[Dataset entries]
+++

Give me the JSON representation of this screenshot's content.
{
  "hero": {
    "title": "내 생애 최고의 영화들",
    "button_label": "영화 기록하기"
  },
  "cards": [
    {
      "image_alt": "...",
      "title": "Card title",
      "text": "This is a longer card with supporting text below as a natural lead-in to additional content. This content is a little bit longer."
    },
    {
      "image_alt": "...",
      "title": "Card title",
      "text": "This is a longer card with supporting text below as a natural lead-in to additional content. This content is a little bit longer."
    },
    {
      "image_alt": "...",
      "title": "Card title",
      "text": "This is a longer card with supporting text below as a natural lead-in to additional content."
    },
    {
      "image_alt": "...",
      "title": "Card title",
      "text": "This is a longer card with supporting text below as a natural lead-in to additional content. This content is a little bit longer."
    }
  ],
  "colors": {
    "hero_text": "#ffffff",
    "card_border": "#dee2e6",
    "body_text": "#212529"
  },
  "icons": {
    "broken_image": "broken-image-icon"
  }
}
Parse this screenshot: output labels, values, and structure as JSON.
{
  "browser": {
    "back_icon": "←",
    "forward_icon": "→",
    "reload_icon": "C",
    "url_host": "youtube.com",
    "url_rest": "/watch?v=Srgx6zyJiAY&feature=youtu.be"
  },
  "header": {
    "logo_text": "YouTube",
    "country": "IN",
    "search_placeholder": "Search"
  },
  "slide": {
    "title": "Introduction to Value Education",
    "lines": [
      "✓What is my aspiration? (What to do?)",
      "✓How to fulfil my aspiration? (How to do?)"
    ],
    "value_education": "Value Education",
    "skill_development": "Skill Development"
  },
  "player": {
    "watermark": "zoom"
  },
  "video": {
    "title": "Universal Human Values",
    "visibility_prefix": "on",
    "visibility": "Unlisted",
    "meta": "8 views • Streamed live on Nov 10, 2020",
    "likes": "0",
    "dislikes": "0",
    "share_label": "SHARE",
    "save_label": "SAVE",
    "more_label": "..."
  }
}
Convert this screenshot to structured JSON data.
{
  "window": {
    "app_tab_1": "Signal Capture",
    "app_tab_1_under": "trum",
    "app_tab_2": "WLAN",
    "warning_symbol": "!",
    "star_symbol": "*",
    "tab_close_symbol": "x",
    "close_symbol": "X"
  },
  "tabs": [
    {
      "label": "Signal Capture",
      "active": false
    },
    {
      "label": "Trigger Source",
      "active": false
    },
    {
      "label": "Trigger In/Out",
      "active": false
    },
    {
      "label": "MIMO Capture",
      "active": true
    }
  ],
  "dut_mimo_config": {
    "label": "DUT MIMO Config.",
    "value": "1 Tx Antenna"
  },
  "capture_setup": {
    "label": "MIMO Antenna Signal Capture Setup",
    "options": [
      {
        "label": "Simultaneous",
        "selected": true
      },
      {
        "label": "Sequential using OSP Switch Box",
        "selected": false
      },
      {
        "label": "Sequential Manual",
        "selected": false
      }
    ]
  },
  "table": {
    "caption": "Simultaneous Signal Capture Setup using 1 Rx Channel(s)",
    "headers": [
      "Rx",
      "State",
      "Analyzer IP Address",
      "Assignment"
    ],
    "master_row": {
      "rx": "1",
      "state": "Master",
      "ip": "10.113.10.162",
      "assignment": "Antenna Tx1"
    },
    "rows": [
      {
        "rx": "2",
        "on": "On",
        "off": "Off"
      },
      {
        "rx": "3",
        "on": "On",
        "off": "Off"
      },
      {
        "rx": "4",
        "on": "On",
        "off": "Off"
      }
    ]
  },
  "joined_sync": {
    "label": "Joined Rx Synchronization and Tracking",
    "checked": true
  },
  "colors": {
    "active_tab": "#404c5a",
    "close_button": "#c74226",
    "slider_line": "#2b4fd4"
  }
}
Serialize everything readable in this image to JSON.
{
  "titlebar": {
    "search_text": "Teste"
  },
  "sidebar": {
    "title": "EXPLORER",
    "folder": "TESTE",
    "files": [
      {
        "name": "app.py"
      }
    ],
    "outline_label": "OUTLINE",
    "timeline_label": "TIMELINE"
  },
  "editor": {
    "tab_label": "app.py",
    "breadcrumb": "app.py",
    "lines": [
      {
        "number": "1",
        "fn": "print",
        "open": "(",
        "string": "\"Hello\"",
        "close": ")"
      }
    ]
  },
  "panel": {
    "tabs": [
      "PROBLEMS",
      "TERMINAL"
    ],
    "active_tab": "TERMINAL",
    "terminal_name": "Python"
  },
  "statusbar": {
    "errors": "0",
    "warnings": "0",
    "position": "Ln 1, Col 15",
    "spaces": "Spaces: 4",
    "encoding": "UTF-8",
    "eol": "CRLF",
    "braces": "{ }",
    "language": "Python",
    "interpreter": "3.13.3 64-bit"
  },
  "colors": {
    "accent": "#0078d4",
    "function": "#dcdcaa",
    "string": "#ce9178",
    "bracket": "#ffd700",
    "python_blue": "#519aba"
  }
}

+++

Goal of the exercise — Please quote the records above exactly, without skipping a line.

Solution for this exercise —
Give me the JSON representation of this screenshot's content.
{
  "hero": {
    "title": "내 생애 최고의 영화들",
    "button_label": "영화 기록하기"
  },
  "cards": [
    {
      "image_alt": "...",
      "title": "Card title",
      "text": "This is a longer card with supporting text below as a natural lead-in to additional content. This content is a little bit longer."
    },
    {
      "image_alt": "...",
      "title": "Card title",
      "text": "This is a longer card with supporting text below as a natural lead-in to additional content. This content is a little bit longer."
    },
    {
      "image_alt": "...",
      "title": "Card title",
      "text": "This is a longer card with supporting text below as a natural lead-in to additional content."
    },
    {
      "image_alt": "...",
      "title": "Card title",
      "text": "This is a longer card with supporting text below as a natural lead-in to additional content. This content is a little bit longer."
    }
  ],
  "colors": {
    "hero_text": "#ffffff",
    "card_border": "#dee2e6",
    "body_text": "#212529"
  },
  "icons": {
    "broken_image": "broken-image-icon"
  }
}
Parse this screenshot: output labels, values, and structure as JSON.
{
  "browser": {
    "back_icon": "←",
    "forward_icon": "→",
    "reload_icon": "C",
    "url_host": "youtube.com",
    "url_rest": "/watch?v=Srgx6zyJiAY&feature=youtu.be"
  },
  "header": {
    "logo_text": "YouTube",
    "country": "IN",
    "search_placeholder": "Search"
  },
  "slide": {
    "title": "Introduction to Value Education",
    "lines": [
      "✓What is my aspiration? (What to do?)",
      "✓How to fulfil my aspiration? (How to do?)"
    ],
    "value_education": "Value Education",
    "skill_development": "Skill Development"
  },
  "player": {
    "watermark": "zoom"
  },
  "video": {
    "title": "Universal Human Values",
    "visibility_prefix": "on",
    "visibility": "Unlisted",
    "meta": "8 views • Streamed live on Nov 10, 2020",
    "likes": "0",
    "dislikes": "0",
    "share_label": "SHARE",
    "save_label": "SAVE",
    "more_label": "..."
  }
}
Convert this screenshot to structured JSON data.
{
  "window": {
    "app_tab_1": "Signal Capture",
    "app_tab_1_under": "trum",
    "app_tab_2": "WLAN",
    "warning_symbol": "!",
    "star_symbol": "*",
    "tab_close_symbol": "x",
    "close_symbol": "X"
  },
  "tabs": [
    {
      "label": "Signal Capture",
      "active": false
    },
    {
      "label": "Trigger Source",
      "active": false
    },
    {
      "label": "Trigger In/Out",
      "active": false
    },
    {
      "label": "MIMO Capture",
      "active": true
    }
  ],
  "dut_mimo_config": {
    "label": "DUT MIMO Config.",
    "value": "1 Tx Antenna"
  },
  "capture_setup": {
    "label": "MIMO Antenna Signal Capture Setup",
    "options": [
      {
        "label": "Simultaneous",
        "selected": true
      },
      {
        "label": "Sequential using OSP Switch Box",
        "selected": false
      },
      {
        "label": "Sequential Manual",
        "selected": false
      }
    ]
  },
  "table": {
    "caption": "Simultaneous Signal Capture Setup using 1 Rx Channel(s)",
    "headers": [
      "Rx",
      "State",
      "Analyzer IP Address",
      "Assignment"
    ],
    "master_row": {
      "rx": "1",
      "state": "Master",
      "ip": "10.113.10.162",
      "assignment": "Antenna Tx1"
    },
    "rows": [
      {
        "rx": "2",
        "on": "On",
        "off": "Off"
      },
      {
        "rx": "3",
        "on": "On",
        "off": "Off"
      },
      {
        "rx": "4",
        "on": "On",
        "off": "Off"
      }
    ]
  },
  "joined_sync": {
    "label": "Joined Rx Synchronization and Tracking",
    "checked": true
  },
  "colors": {
    "active_tab": "#404c5a",
    "close_button": "#c74226",
    "slider_line": "#2b4fd4"
  }
}
Serialize everything readable in this image to JSON.
{
  "titlebar": {
    "search_text": "Teste"
  },
  "sidebar": {
    "title": "EXPLORER",
    "folder": "TESTE",
    "files": [
      {
        "name": "app.py"
      }
    ],
    "outline_label": "OUTLINE",
    "timeline_label": "TIMELINE"
  },
  "editor": {
    "tab_label": "app.py",
    "breadcrumb": "app.py",
    "lines": [
      {
        "number": "1",
        "fn": "print",
        "open": "(",
        "string": "\"Hello\"",
        "close": ")"
      }
    ]
  },
  "panel": {
    "tabs": [
      "PROBLEMS",
      "TERMINAL"
    ],
    "active_tab": "TERMINAL",
    "terminal_name": "Python"
  },
  "statusbar": {
    "errors": "0",
    "warnings": "0",
    "position": "Ln 1, Col 15",
    "spaces": "Spaces: 4",
    "encoding": "UTF-8",
    "eol": "CRLF",
    "braces": "{ }",
    "language": "Python",
    "interpreter": "3.13.3 64-bit"
  },
  "colors": {
    "accent": "#0078d4",
    "function": "#dcdcaa",
    "string": "#ce9178",
    "bracket": "#ffd700",
    "python_blue": "#519aba"
  }
}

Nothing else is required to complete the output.